» **Work instructions**: From the entries below, list each line with "area".

[Records from a collection]

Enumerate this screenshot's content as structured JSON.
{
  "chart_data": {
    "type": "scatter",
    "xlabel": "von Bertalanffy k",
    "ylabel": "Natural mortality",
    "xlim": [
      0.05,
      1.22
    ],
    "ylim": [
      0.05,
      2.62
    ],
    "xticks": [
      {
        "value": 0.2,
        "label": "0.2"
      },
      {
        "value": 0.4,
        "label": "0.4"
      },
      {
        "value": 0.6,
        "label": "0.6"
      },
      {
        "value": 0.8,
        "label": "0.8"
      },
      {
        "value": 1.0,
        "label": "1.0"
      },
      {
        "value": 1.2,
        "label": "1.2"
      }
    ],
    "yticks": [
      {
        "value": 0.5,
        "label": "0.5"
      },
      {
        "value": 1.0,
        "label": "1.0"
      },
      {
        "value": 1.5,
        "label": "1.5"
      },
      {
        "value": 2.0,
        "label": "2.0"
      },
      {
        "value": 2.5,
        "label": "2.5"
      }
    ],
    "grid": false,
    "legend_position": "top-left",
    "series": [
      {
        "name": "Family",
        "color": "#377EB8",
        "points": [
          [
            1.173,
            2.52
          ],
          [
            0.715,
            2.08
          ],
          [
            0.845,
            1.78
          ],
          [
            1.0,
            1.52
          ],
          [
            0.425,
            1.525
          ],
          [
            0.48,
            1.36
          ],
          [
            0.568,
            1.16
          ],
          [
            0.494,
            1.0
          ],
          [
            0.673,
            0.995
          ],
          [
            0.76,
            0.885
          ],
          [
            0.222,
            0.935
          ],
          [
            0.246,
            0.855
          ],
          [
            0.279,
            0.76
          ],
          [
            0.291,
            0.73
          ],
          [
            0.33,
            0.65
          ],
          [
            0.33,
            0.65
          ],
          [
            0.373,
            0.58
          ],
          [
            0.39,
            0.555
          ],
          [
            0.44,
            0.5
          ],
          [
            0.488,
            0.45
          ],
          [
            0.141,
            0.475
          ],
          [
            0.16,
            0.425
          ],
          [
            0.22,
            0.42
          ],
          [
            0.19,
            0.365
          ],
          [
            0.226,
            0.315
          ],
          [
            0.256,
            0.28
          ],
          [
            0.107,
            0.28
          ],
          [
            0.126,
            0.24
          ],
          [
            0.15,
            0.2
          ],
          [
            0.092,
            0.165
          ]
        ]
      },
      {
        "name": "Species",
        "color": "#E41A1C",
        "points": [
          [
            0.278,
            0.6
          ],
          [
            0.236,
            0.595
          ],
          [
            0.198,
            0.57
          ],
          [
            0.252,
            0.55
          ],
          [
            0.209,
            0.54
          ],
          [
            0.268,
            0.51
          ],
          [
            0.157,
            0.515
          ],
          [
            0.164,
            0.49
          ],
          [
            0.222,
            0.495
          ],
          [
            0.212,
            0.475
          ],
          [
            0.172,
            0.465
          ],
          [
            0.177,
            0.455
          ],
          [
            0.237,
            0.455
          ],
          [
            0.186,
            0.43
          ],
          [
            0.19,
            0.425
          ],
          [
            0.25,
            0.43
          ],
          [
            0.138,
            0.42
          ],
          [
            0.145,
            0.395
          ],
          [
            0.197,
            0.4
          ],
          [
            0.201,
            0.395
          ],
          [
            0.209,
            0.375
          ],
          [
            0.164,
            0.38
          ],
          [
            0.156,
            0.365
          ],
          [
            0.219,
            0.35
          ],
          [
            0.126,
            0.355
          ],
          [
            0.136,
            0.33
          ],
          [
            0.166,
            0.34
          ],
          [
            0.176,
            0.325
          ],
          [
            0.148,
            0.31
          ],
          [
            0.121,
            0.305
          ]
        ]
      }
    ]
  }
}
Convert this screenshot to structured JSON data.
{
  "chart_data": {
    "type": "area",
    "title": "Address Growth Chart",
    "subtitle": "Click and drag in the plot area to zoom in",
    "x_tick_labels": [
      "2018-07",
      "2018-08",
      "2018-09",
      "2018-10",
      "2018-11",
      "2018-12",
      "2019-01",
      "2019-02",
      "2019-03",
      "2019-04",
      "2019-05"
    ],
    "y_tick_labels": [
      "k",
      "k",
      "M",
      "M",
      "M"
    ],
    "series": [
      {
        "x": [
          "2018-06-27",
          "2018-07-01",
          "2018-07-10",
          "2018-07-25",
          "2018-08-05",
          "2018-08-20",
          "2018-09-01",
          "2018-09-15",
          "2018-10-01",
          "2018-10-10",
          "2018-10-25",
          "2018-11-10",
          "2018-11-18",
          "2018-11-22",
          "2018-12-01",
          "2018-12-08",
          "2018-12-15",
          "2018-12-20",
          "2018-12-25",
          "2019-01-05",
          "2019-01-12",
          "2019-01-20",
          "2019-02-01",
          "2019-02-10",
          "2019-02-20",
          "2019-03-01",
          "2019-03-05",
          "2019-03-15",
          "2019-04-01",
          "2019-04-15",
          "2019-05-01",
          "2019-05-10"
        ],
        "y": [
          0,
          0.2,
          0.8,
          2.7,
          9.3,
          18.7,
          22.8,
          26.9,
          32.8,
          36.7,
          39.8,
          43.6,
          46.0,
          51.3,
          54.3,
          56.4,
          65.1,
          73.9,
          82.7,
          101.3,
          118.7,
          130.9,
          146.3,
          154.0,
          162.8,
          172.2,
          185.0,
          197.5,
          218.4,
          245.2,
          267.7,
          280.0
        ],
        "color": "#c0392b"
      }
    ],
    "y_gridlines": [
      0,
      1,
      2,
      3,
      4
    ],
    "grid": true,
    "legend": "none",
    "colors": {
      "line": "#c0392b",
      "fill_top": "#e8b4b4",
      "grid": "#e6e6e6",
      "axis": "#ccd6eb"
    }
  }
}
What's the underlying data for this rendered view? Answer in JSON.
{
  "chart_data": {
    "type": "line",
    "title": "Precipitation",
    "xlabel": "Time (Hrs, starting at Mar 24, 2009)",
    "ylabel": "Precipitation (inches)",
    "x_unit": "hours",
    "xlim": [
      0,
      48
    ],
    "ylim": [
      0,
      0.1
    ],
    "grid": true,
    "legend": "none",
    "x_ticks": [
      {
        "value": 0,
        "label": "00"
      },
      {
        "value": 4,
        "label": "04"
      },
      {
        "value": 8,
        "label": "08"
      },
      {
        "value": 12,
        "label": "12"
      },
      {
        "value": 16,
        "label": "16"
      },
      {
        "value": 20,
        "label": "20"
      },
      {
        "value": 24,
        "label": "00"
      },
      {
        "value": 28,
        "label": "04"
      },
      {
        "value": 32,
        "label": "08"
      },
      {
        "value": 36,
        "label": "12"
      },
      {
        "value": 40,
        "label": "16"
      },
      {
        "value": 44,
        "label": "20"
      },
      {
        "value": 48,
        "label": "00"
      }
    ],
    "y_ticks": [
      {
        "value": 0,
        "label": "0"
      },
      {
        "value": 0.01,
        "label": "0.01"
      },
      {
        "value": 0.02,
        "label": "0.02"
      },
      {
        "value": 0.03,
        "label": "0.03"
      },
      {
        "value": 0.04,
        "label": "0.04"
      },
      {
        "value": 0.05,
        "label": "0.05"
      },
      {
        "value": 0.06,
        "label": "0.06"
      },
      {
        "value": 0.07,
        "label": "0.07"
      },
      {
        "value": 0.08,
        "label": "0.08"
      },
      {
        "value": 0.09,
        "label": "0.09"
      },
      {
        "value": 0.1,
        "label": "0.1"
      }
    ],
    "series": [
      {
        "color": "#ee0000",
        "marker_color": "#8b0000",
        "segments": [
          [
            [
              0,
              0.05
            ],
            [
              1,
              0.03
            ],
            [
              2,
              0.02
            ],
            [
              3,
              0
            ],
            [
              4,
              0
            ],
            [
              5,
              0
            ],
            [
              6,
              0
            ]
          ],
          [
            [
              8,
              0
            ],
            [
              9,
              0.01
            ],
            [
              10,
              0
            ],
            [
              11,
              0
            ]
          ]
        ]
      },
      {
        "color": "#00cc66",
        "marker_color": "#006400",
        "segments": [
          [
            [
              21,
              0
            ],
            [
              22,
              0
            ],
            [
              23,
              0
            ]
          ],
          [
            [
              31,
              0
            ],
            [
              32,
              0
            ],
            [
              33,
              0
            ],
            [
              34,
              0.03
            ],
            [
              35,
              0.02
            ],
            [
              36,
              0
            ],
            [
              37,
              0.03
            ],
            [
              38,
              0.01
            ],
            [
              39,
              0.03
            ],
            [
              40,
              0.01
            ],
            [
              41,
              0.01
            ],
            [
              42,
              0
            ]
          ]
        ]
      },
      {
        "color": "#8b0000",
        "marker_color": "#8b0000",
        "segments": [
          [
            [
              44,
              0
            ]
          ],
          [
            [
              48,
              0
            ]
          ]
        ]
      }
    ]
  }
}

» **Answer in full**:
    "type": "area",
    "subtitle": "Click and drag in the plot area to zoom in",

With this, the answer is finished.